Relevez tous les mots ou expressions que l'extrait fourni met entre guillemets, en citant chacun une seule fois.

*EXTRAIT FOURNI*
──────

Comme le disait son collègue de France Cul, ce Medhi-là, écartelé entre identité et désidentité, désir d'en être et dégoût du "fromage", et de pas mal d'autres choses, semble bien avoir "une psyché tourmentée".
Moins que Dr Jekyll & Mister Hyde, il semble être à la fois le ver de terre amoureux d'une étoile et Frankenstein s'opérant lui-même, Lorenzaccio & Richard III surpris au lit, Jean Genet et Pierre Guyotat en conversation dans un chantier de ville nouvelle, et l'héautontimorouménos de Baudelaire…

e constate soudain que toute ma lecture lacano-truc se casse la figure, en cela que "Marcellin" était en fait "Marcelin"…!

Il faudrait que je refasse tout mon topo? Non, quand même, car je peux la faire courte.

Ce qui frappe avec "Marcelin", c'est que, par rapport à "Marcellin", il n'en a qu'une.
Un seul L. Une seule aile. Comment peut-il alors voler, comme il le devrait?
Et Marcelin, c'est Marceline. Pas Deschamps, mais Desbordes-Valmore.
Say no more.


La version "officielle"? Pas si mal: "Marcel Duchamp" est convoqué - par rapport à quoi "Marcelin" le "pouilleux" minimise (diminutif), mais "Deschamps" maximise (passage au pluriel): complexe d'infériorité-supériorité? - c'est bravache en tout cas, et il va finir par me convaincre!

──────

*MATÉRIEL*
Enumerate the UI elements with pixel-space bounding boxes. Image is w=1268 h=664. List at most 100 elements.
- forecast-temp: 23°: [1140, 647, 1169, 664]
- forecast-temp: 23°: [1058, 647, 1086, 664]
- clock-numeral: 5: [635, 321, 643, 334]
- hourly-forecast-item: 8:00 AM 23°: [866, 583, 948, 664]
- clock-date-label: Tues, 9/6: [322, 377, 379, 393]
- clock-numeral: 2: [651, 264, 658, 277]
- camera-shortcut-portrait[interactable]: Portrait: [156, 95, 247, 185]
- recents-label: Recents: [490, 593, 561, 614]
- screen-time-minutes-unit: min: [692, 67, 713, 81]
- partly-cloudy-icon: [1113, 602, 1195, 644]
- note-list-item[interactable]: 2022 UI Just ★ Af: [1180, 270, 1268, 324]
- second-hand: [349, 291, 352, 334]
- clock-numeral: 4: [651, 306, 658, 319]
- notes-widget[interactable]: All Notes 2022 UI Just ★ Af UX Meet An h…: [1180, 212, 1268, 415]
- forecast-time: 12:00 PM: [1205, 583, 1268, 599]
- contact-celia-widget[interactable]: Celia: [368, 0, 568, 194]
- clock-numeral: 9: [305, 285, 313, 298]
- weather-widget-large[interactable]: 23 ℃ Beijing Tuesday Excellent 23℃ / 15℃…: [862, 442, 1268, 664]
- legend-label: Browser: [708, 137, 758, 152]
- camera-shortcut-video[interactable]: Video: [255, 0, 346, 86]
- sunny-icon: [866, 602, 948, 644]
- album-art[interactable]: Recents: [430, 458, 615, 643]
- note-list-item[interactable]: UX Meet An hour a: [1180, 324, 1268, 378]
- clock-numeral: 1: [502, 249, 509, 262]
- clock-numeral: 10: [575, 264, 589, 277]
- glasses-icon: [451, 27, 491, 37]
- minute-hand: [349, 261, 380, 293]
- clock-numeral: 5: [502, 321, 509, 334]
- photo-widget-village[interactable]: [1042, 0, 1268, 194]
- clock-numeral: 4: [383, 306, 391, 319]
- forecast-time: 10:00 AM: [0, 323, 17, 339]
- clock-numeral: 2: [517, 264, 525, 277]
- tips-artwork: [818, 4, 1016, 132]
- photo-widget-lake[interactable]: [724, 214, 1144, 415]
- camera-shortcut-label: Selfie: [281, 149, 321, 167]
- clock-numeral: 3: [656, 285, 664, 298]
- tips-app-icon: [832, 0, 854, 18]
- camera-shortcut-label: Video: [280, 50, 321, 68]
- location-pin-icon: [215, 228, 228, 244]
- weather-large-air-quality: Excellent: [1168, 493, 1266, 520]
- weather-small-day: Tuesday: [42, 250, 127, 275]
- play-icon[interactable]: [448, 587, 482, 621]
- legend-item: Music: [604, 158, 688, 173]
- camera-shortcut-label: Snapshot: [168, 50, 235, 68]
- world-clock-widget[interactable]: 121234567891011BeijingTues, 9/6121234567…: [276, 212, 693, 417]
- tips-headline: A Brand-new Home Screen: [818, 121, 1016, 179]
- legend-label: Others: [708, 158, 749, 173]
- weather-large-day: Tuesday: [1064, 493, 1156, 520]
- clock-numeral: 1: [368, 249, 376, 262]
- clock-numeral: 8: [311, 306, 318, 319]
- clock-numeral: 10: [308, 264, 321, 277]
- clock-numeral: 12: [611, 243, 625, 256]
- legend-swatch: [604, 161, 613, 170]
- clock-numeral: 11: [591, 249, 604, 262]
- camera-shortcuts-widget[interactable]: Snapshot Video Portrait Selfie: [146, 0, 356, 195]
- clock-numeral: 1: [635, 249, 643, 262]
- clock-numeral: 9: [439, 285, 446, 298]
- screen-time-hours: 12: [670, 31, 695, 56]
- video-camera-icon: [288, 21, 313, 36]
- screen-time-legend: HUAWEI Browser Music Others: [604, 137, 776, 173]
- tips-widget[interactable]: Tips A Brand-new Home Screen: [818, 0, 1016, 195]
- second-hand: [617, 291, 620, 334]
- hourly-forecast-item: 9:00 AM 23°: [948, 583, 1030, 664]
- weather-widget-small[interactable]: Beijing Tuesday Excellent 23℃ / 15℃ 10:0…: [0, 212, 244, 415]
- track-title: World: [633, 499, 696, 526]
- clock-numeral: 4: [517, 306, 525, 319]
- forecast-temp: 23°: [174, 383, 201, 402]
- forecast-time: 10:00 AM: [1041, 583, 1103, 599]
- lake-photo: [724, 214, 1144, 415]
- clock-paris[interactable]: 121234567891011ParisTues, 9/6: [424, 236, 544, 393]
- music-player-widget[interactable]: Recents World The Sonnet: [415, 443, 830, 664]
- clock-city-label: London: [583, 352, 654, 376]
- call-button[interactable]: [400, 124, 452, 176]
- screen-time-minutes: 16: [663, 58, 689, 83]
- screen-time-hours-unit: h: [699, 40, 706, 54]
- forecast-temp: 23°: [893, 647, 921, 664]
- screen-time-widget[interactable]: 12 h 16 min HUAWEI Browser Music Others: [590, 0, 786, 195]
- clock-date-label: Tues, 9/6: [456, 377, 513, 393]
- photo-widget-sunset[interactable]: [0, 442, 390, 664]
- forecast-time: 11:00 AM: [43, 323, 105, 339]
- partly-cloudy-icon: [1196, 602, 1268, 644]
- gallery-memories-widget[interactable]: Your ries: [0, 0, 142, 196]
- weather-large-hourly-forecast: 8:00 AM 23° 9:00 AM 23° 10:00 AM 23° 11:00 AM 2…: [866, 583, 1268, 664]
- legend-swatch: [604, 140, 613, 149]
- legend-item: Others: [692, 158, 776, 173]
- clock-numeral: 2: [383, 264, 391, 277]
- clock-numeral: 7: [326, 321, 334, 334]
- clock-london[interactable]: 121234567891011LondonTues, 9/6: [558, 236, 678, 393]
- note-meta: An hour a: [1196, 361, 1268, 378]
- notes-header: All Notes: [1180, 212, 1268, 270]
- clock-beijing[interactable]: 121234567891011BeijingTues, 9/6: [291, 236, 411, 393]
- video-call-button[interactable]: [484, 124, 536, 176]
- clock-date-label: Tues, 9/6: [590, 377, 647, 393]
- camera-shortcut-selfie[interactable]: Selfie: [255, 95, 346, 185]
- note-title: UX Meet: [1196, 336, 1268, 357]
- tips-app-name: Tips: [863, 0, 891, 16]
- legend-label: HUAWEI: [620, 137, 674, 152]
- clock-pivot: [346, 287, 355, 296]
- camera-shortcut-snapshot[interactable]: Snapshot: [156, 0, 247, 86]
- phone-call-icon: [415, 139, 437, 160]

──────

*RÉPONSE*
L'extrait met entre guillemets huit mots ou expressions distincts : « fromage », « une psyché tourmentée », « Marcellin », « Marcelin », « officielle », « Marcel Duchamp », « pouilleux » et « Deschamps ».